#### STATED EXERCISE:
Using the data below, copy every line that contains the word "Mind".

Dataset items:
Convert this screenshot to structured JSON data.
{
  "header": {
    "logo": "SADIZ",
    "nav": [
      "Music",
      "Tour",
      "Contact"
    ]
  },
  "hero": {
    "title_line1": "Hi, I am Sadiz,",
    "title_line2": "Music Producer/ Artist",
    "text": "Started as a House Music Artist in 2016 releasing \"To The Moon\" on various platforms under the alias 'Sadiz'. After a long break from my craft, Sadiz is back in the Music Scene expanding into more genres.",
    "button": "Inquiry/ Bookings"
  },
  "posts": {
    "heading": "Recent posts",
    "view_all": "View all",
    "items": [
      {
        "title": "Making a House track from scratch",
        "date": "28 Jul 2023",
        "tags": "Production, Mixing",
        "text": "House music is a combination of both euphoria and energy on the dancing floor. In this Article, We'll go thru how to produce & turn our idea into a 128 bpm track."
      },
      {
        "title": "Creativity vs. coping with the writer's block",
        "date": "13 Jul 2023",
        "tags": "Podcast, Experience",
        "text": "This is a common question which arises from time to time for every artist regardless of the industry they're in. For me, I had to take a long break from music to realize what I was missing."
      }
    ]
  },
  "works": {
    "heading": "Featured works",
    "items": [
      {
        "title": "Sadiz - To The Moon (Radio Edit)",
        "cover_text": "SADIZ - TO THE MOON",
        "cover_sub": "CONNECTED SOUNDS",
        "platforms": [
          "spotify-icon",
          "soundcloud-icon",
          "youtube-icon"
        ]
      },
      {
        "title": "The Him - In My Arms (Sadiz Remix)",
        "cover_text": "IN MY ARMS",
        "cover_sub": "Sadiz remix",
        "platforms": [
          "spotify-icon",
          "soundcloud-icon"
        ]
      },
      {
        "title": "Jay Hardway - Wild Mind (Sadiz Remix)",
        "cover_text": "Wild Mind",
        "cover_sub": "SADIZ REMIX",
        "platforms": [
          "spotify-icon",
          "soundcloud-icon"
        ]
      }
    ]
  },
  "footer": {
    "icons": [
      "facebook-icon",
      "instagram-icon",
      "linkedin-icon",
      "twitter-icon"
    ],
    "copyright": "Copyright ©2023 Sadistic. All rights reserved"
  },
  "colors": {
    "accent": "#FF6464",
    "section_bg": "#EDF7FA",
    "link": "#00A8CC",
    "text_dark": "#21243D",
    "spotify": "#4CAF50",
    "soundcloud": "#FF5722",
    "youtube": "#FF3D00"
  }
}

#### ANSWER FOR THE TASK:
        "title": "Jay Hardway - Wild Mind (Sadiz Remix)",
        "cover_text": "Wild Mind",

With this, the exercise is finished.